▶ _Direction_
Word for word, restate every line of the listing that follows.

▶ _The input_
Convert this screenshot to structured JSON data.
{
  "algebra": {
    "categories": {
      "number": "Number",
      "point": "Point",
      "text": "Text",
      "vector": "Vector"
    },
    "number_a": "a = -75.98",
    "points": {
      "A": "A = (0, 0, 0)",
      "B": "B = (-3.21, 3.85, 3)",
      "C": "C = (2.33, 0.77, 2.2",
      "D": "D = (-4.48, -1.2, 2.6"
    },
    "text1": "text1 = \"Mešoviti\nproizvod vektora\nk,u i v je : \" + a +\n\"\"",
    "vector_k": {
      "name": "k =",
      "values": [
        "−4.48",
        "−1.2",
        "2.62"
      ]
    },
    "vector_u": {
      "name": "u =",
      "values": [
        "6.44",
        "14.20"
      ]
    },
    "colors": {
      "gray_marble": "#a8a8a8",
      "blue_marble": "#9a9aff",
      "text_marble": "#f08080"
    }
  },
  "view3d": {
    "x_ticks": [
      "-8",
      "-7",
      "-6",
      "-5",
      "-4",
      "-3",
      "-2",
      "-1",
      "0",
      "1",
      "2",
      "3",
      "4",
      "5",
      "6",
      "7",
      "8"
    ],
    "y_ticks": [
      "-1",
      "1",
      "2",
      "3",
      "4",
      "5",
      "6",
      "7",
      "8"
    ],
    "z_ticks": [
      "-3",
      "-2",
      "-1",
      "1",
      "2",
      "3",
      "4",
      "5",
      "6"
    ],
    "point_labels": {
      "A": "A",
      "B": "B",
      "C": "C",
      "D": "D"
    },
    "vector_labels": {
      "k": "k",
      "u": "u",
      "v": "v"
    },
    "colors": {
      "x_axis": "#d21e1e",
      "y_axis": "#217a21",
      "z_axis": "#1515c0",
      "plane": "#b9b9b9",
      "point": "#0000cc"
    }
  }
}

▶ _Solution to this problem_
Convert this screenshot to structured JSON data.
{
  "algebra": {
    "categories": {
      "number": "Number",
      "point": "Point",
      "text": "Text",
      "vector": "Vector"
    },
    "number_a": "a = -75.98",
    "points": {
      "A": "A = (0, 0, 0)",
      "B": "B = (-3.21, 3.85, 3)",
      "C": "C = (2.33, 0.77, 2.2",
      "D": "D = (-4.48, -1.2, 2.6"
    },
    "text1": "text1 = \"Mešoviti\nproizvod vektora\nk,u i v je : \" + a +\n\"\"",
    "vector_k": {
      "name": "k =",
      "values": [
        "−4.48",
        "−1.2",
        "2.62"
      ]
    },
    "vector_u": {
      "name": "u =",
      "values": [
        "6.44",
        "14.20"
      ]
    },
    "colors": {
      "gray_marble": "#a8a8a8",
      "blue_marble": "#9a9aff",
      "text_marble": "#f08080"
    }
  },
  "view3d": {
    "x_ticks": [
      "-8",
      "-7",
      "-6",
      "-5",
      "-4",
      "-3",
      "-2",
      "-1",
      "0",
      "1",
      "2",
      "3",
      "4",
      "5",
      "6",
      "7",
      "8"
    ],
    "y_ticks": [
      "-1",
      "1",
      "2",
      "3",
      "4",
      "5",
      "6",
      "7",
      "8"
    ],
    "z_ticks": [
      "-3",
      "-2",
      "-1",
      "1",
      "2",
      "3",
      "4",
      "5",
      "6"
    ],
    "point_labels": {
      "A": "A",
      "B": "B",
      "C": "C",
      "D": "D"
    },
    "vector_labels": {
      "k": "k",
      "u": "u",
      "v": "v"
    },
    "colors": {
      "x_axis": "#d21e1e",
      "y_axis": "#217a21",
      "z_axis": "#1515c0",
      "plane": "#b9b9b9",
      "point": "#0000cc"
    }
  }
}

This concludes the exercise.